» Exercise directions
Show each row that contains the string "factor", copying every such row in full. Case counts when matching.

··· Information given ···

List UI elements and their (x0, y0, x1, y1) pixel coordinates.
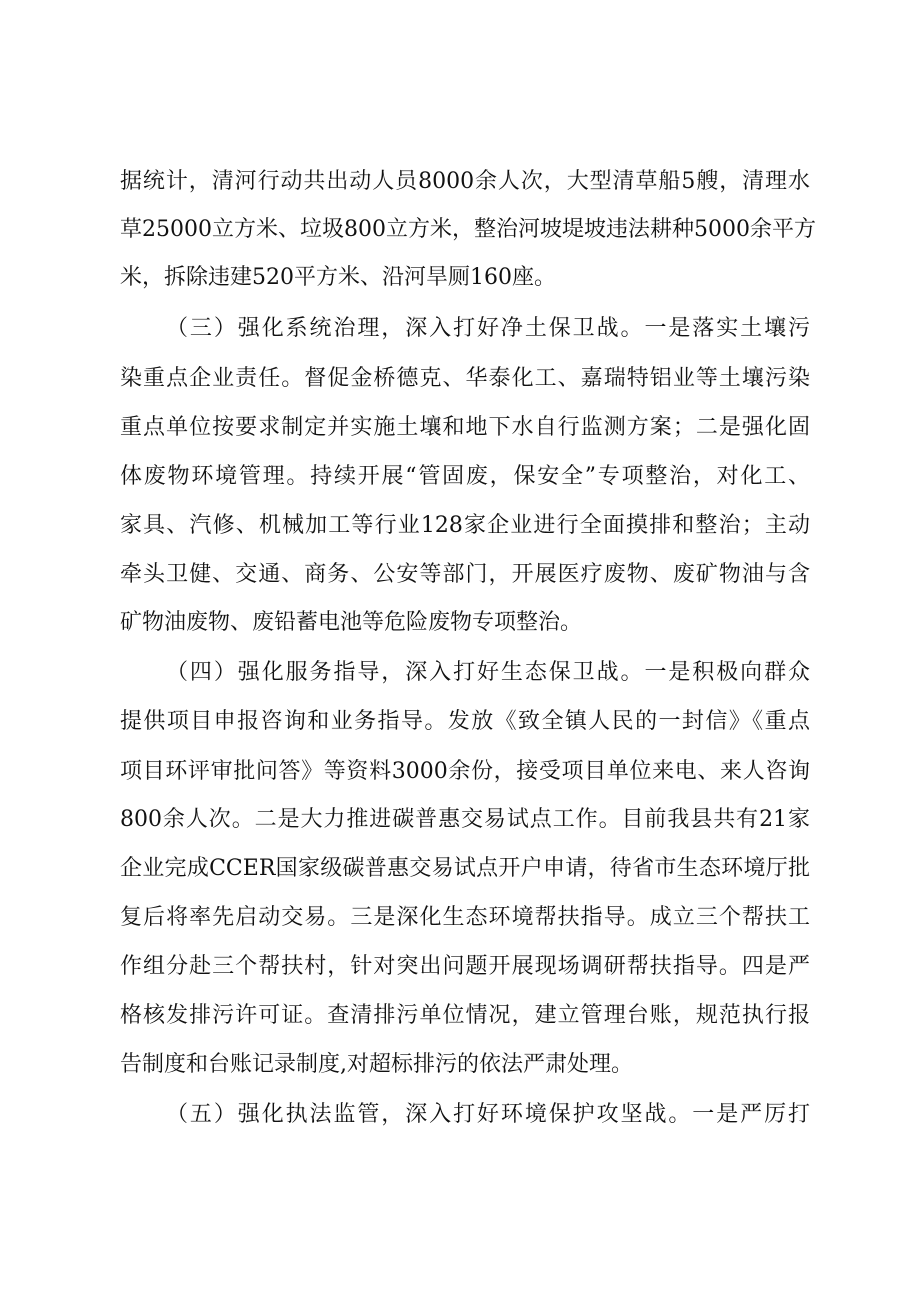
paragraph-line: 米，拆除违建520平方米、沿河旱厕160座。 (120, 265, 556, 290)
paragraph-line: 格核发排污许可证。查清排污单位情况，建立管理台账，规范执行报 (120, 1003, 810, 1028)
paragraph-line: 体废物环境管理。持续开展“管固废，保安全”专项整治，对化工、 (120, 464, 810, 489)
paragraph-line: 项目环评审批问答》等资料3000余份，接受项目单位来电、来人咨询 (120, 759, 810, 784)
paragraph-line: 染重点企业责任。督促金桥德克、华泰化工、嘉瑞特铝业等土壤污染 (120, 366, 810, 391)
paragraph-line: 作组分赴三个帮扶村，针对突出问题开展现场调研帮扶指导。四是严 (120, 954, 810, 979)
section-heading-line: （五）强化执法监管，深入打好环境保护攻坚战。一是严厉打 (166, 1102, 810, 1127)
section-heading-line: （四）强化服务指导，深入打好生态保卫战。一是积极向群众 (166, 660, 810, 685)
paragraph-line: 重点单位按要求制定并实施土壤和地下水自行监测方案；二是强化固 (120, 415, 810, 440)
paragraph-line: 企业完成CCER国家级碳普惠交易试点开户申请，待省市生态环境厅批 (120, 856, 810, 881)
paragraph-line: 800余人次。二是大力推进碳普惠交易试点工作。目前我县共有21家 (120, 807, 810, 832)
paragraph-line: 提供项目申报咨询和业务指导。发放《致全镇人民的一封信》《重点 (120, 709, 810, 734)
paragraph-line: 矿物油废物、废铅蓄电池等危险废物专项整治。 (120, 610, 583, 635)
paragraph-line: 复后将率先启动交易。三是深化生态环境帮扶指导。成立三个帮扶工 (120, 905, 810, 930)
paragraph-line: 家具、汽修、机械加工等行业128家企业进行全面摸排和整治；主动 (120, 513, 810, 538)
paragraph-line: 据统计，清河行动共出动人员8000余人次，大型清草船5艘，清理水 (120, 169, 810, 194)
paragraph-line: 草25000立方米、垃圾800立方米，整治河坡堤坡违法耕种5000余平方 (120, 217, 816, 242)
paragraph-line: 告制度和台账记录制度,对超标排污的依法严肃处理。 (120, 1052, 633, 1077)
paragraph-line: 牵头卫健、交通、商务、公安等部门，开展医疗废物、废矿物油与含 (120, 562, 810, 587)
section-heading-line: （三）强化系统治理，深入打好净土保卫战。一是落实土壤污 (166, 316, 810, 341)
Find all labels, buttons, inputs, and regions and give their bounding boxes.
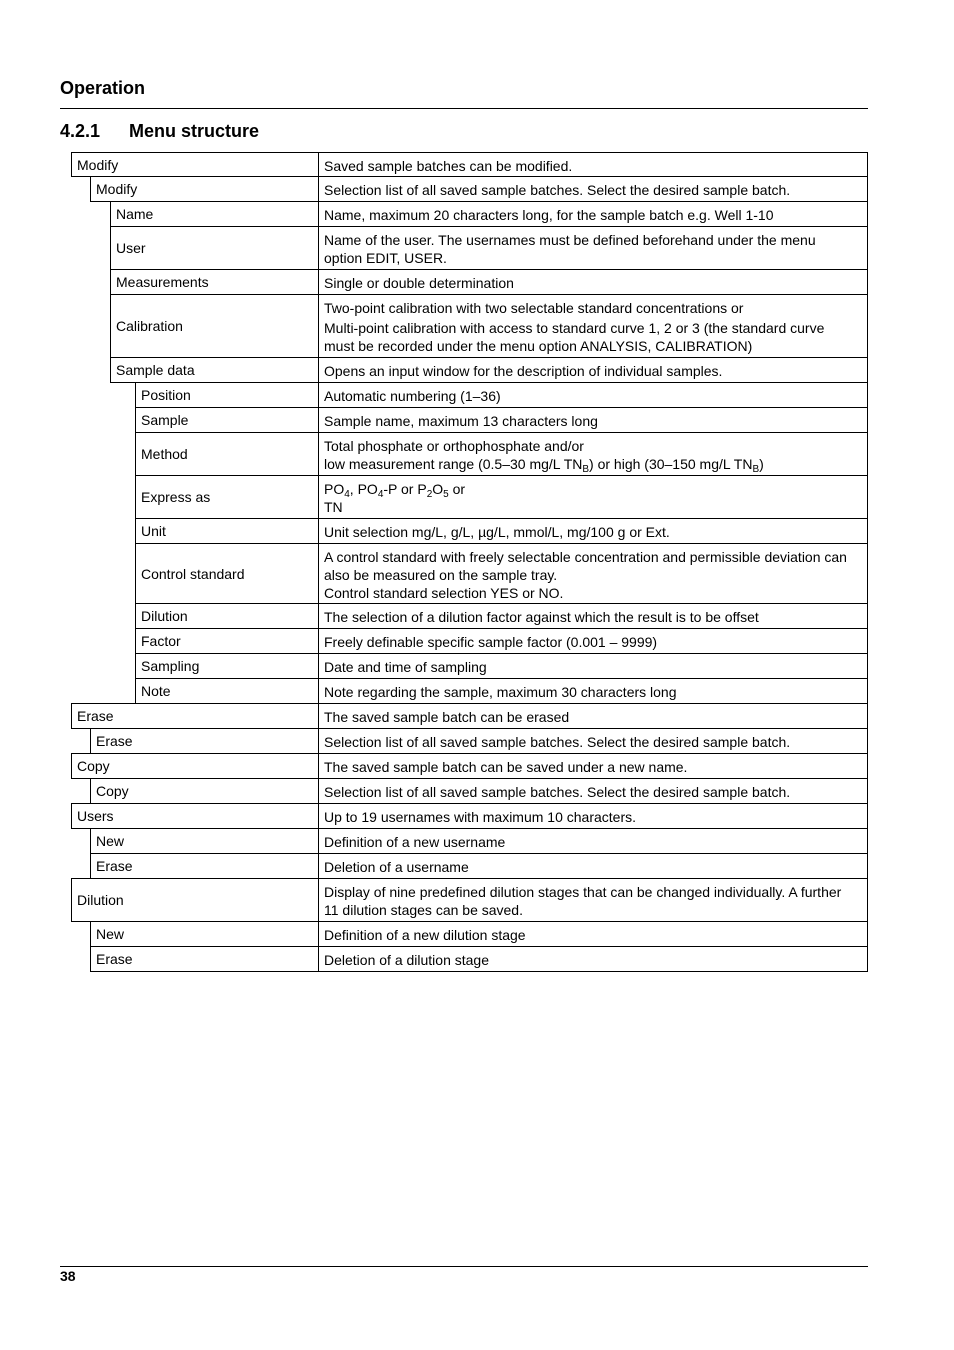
menu-item-description: The saved sample batch can be erased (318, 703, 868, 729)
description-line: Total phosphate or orthophosphate and/or (324, 438, 584, 454)
menu-item-modify: Modify (71, 152, 319, 177)
table-row (71, 295, 868, 358)
table-row (71, 779, 868, 804)
formula-text: O (432, 481, 444, 497)
subscript: 2 (426, 489, 433, 500)
menu-item-note: Note (135, 678, 319, 704)
menu-item-sample-data: Sample data (110, 357, 319, 383)
menu-item-description: Selection list of all saved sample batches. Select the desired sample batch. (318, 778, 868, 804)
table-row (71, 544, 868, 604)
description-line: must be recorded under the menu option ANALYSIS, CALIBRATION) (324, 338, 753, 354)
section-number: 4.2.1 (60, 121, 101, 141)
menu-item-dilution-erase: Erase (90, 946, 319, 972)
table-row (71, 476, 868, 519)
menu-item-description: The selection of a dilution factor against which the result is to be offset (318, 603, 868, 629)
menu-structure-table (71, 152, 868, 972)
table-row (71, 829, 868, 854)
formula-text: PO (324, 481, 345, 497)
description-line: TN (324, 499, 343, 515)
chapter-title: Operation (60, 78, 146, 98)
menu-item-dilution: Dilution (135, 603, 319, 629)
menu-item-user: User (110, 226, 319, 270)
menu-item-erase: Erase (71, 703, 319, 729)
menu-item-copy-sub: Copy (90, 778, 319, 804)
menu-item-calibration: Calibration (110, 294, 319, 358)
table-row (71, 679, 868, 704)
description-line: also be measured on the sample tray. (324, 567, 558, 583)
menu-item-dilution-new: New (90, 921, 319, 947)
subscript: B (752, 464, 760, 475)
description-line: Multi-point calibration with access to standard curve 1, 2 or 3 (the standard curve (324, 320, 825, 336)
menu-item-unit: Unit (135, 518, 319, 544)
description-line: Control standard selection YES or NO. (324, 585, 564, 601)
table-row (71, 804, 868, 829)
menu-item-position: Position (135, 382, 319, 408)
menu-item-dilution-top: Dilution (71, 878, 319, 922)
menu-item-description: Selection list of all saved sample batches. Select the desired sample batch. (318, 176, 868, 202)
description-line: Two-point calibration with two selectable standard concentrations or (324, 300, 744, 316)
table-row (71, 383, 868, 408)
menu-item-description: Unit selection mg/L, g/L, µg/L, mmol/L, mg/100 g or Ext. (318, 518, 868, 544)
table-row (71, 704, 868, 729)
menu-item-description: Deletion of a username (318, 853, 868, 879)
formula-text: , PO (349, 481, 378, 497)
menu-item-measurements: Measurements (110, 269, 319, 295)
menu-item-description (318, 226, 868, 270)
menu-item-sampling: Sampling (135, 653, 319, 679)
menu-item-modify-sub: Modify (90, 176, 319, 202)
menu-item-description: Single or double determination (318, 269, 868, 295)
menu-item-description: Opens an input window for the description of individual samples. (318, 357, 868, 383)
table-row (71, 629, 868, 654)
menu-item-description (318, 878, 868, 922)
menu-item-description (318, 543, 868, 604)
menu-item-description: Freely definable specific sample factor (0.001 – 9999) (318, 628, 868, 654)
menu-item-description: Up to 19 usernames with maximum 10 characters. (318, 803, 868, 829)
menu-item-users-new: New (90, 828, 319, 854)
description-line: A control standard with freely selectable concentration and permissible deviation can (324, 549, 847, 565)
menu-item-factor: Factor (135, 628, 319, 654)
menu-item-description: The saved sample batch can be saved under a new name. (318, 753, 868, 779)
table-row (71, 922, 868, 947)
description-line: 11 dilution stages can be saved. (324, 902, 523, 918)
table-row (71, 227, 868, 270)
table-row (71, 358, 868, 383)
description-line: Name of the user. The usernames must be defined beforehand under the menu (324, 232, 816, 248)
menu-item-description: Name, maximum 20 characters long, for the sample batch e.g. Well 1-10 (318, 201, 868, 227)
table-row (71, 433, 868, 476)
subscript: B (582, 464, 590, 475)
menu-item-description (318, 475, 868, 519)
menu-item-control-standard: Control standard (135, 543, 319, 604)
menu-item-description: Note regarding the sample, maximum 30 characters long (318, 678, 868, 704)
menu-item-erase-sub: Erase (90, 728, 319, 754)
table-row (71, 654, 868, 679)
menu-item-description: Definition of a new dilution stage (318, 921, 868, 947)
menu-item-description: Sample name, maximum 13 characters long (318, 407, 868, 433)
formula-line (324, 480, 862, 498)
description-line: option EDIT, USER. (324, 250, 447, 266)
footer-divider (60, 1266, 868, 1267)
formula-text: -P or P (383, 481, 427, 497)
menu-item-users-erase: Erase (90, 853, 319, 879)
menu-item-description: Automatic numbering (1–36) (318, 382, 868, 408)
formula-text: or (448, 481, 466, 497)
table-row (71, 202, 868, 227)
section-heading (60, 121, 259, 142)
table-row (71, 519, 868, 544)
menu-item-description (318, 294, 868, 358)
table-row (71, 604, 868, 629)
table-row (71, 879, 868, 922)
table-row (71, 408, 868, 433)
table-row (71, 754, 868, 779)
table-row (71, 270, 868, 295)
menu-item-users: Users (71, 803, 319, 829)
subscript: 4 (344, 489, 350, 500)
menu-item-method: Method (135, 432, 319, 476)
method-text: low measurement range (0.5–30 mg/L TN (324, 456, 583, 472)
table-row (71, 152, 868, 177)
subscript: 4 (377, 489, 384, 500)
table-row (71, 947, 868, 972)
description-line (324, 455, 862, 473)
method-text: ) (759, 456, 764, 472)
method-text: ) or high (30–150 mg/L TN (589, 456, 753, 472)
menu-item-description: Deletion of a dilution stage (318, 946, 868, 972)
page-number: 38 (60, 1268, 76, 1284)
menu-item-copy: Copy (71, 753, 319, 779)
description-line: Display of nine predefined dilution stages that can be changed individually. A further (324, 884, 842, 900)
menu-item-express-as: Express as (135, 475, 319, 519)
menu-item-description: Selection list of all saved sample batches. Select the desired sample batch. (318, 728, 868, 754)
menu-item-description: Saved sample batches can be modified. (318, 152, 868, 177)
menu-item-description (318, 432, 868, 476)
table-row (71, 854, 868, 879)
menu-item-name: Name (110, 201, 319, 227)
menu-item-description: Definition of a new username (318, 828, 868, 854)
table-row (71, 177, 868, 202)
menu-item-sample: Sample (135, 407, 319, 433)
subscript: 5 (443, 489, 449, 500)
menu-item-description: Date and time of sampling (318, 653, 868, 679)
section-title: Menu structure (129, 121, 260, 141)
table-row (71, 729, 868, 754)
header-divider (60, 108, 868, 109)
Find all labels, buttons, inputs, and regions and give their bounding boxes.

···

» Complete response
menu-item-description: The selection of a dilution factor against which the result is to be offset (318, 603, 868, 629)
menu-item-description: Freely definable specific sample factor (0.001 – 9999) (318, 628, 868, 654)
menu-item-factor: Factor (135, 628, 319, 654)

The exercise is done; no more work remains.